Please copy every line of the records below word for word, leaving out the pictures.
+-------+
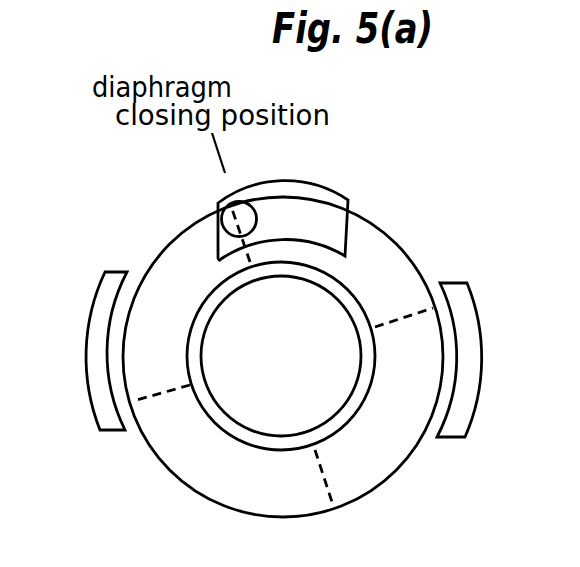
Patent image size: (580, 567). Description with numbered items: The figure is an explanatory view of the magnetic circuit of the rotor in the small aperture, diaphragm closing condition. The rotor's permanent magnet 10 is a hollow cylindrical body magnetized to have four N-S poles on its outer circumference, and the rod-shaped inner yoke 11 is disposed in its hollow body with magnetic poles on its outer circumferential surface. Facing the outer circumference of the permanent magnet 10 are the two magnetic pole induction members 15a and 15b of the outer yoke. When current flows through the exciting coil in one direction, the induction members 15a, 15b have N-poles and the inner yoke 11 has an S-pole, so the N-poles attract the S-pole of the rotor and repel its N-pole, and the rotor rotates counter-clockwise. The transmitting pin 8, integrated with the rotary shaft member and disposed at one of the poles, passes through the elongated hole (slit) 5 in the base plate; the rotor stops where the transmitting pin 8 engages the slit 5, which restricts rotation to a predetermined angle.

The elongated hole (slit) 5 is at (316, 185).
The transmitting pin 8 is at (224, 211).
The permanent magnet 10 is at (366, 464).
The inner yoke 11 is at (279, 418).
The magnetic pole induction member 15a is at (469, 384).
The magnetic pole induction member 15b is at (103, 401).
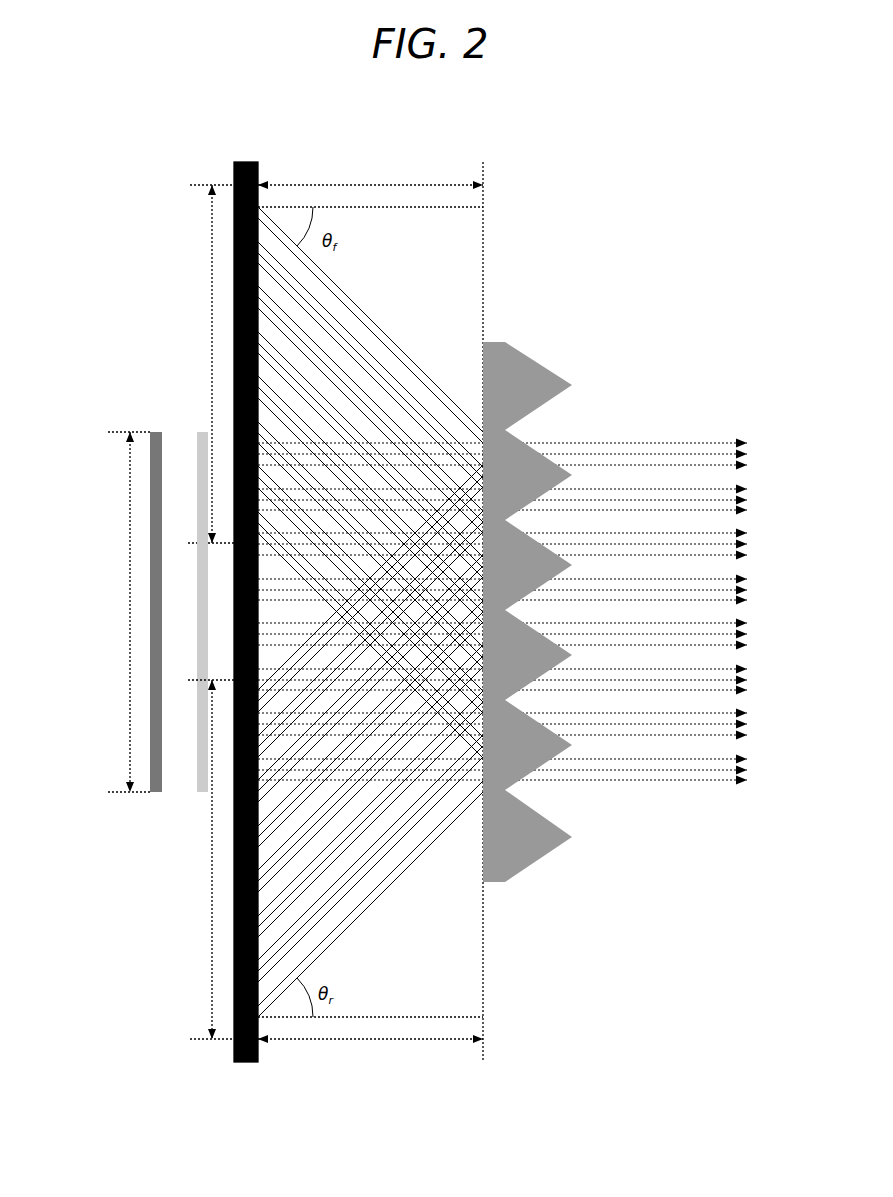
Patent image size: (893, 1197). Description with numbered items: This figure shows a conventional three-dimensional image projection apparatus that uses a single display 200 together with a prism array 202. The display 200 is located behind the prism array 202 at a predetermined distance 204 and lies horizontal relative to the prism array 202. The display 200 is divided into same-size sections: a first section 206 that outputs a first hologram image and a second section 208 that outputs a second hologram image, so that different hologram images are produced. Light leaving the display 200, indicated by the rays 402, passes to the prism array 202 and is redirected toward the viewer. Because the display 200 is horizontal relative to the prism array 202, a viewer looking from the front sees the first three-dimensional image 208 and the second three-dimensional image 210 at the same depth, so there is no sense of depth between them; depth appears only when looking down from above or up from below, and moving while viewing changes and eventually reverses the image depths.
+-------+
Response to the exercise:
Patent image size: (580, 567). Description with numbered items: The figure is an explanatory view of the magnetic circuit of the rotor in the small aperture, diaphragm closing condition. The rotor's permanent magnet 10 is a hollow cylindrical body magnetized to have four N-S poles on its outer circumference, and the rod-shaped inner yoke 11 is disposed in its hollow body with magnetic poles on its outer circumferential surface. Facing the outer circumference of the permanent magnet 10 are the two magnetic pole induction members 15a and 15b of the outer yoke. When current flows through the exciting coil in one direction, the induction members 15a, 15b have N-poles and the inner yoke 11 has an S-pole, so the N-poles attract the S-pole of the rotor and repel its N-pole, and the rotor rotates counter-clockwise. The transmitting pin 8, integrated with the rotary shaft member and disposed at one of the poles, passes through the elongated hole (slit) 5 in the base plate; the rotor stops where the transmitting pin 8 engages the slit 5, which restricts rotation to a predetermined angle.

The elongated hole (slit) 5 is at (316, 185).
The transmitting pin 8 is at (224, 211).
The permanent magnet 10 is at (366, 464).
The inner yoke 11 is at (279, 418).
The magnetic pole induction member 15a is at (469, 384).
The magnetic pole induction member 15b is at (103, 401).
Patent image size: (893, 1197). Description with numbered items: This figure shows a conventional three-dimensional image projection apparatus that uses a single display 200 together with a prism array 202. The display 200 is located behind the prism array 202 at a predetermined distance 204 and lies horizontal relative to the prism array 202. The display 200 is divided into same-size sections: a first section 206 that outputs a first hologram image and a second section 208 that outputs a second hologram image, so that different hologram images are produced. Light leaving the display 200, indicated by the rays 402, passes to the prism array 202 and is redirected toward the viewer. Because the display 200 is horizontal relative to the prism array 202, a viewer looking from the front sees the first three-dimensional image 208 and the second three-dimensional image 210 at the same depth, so there is no sense of depth between them; depth appears only when looking down from above or up from below, and moving while viewing changes and eventually reverses the image depths.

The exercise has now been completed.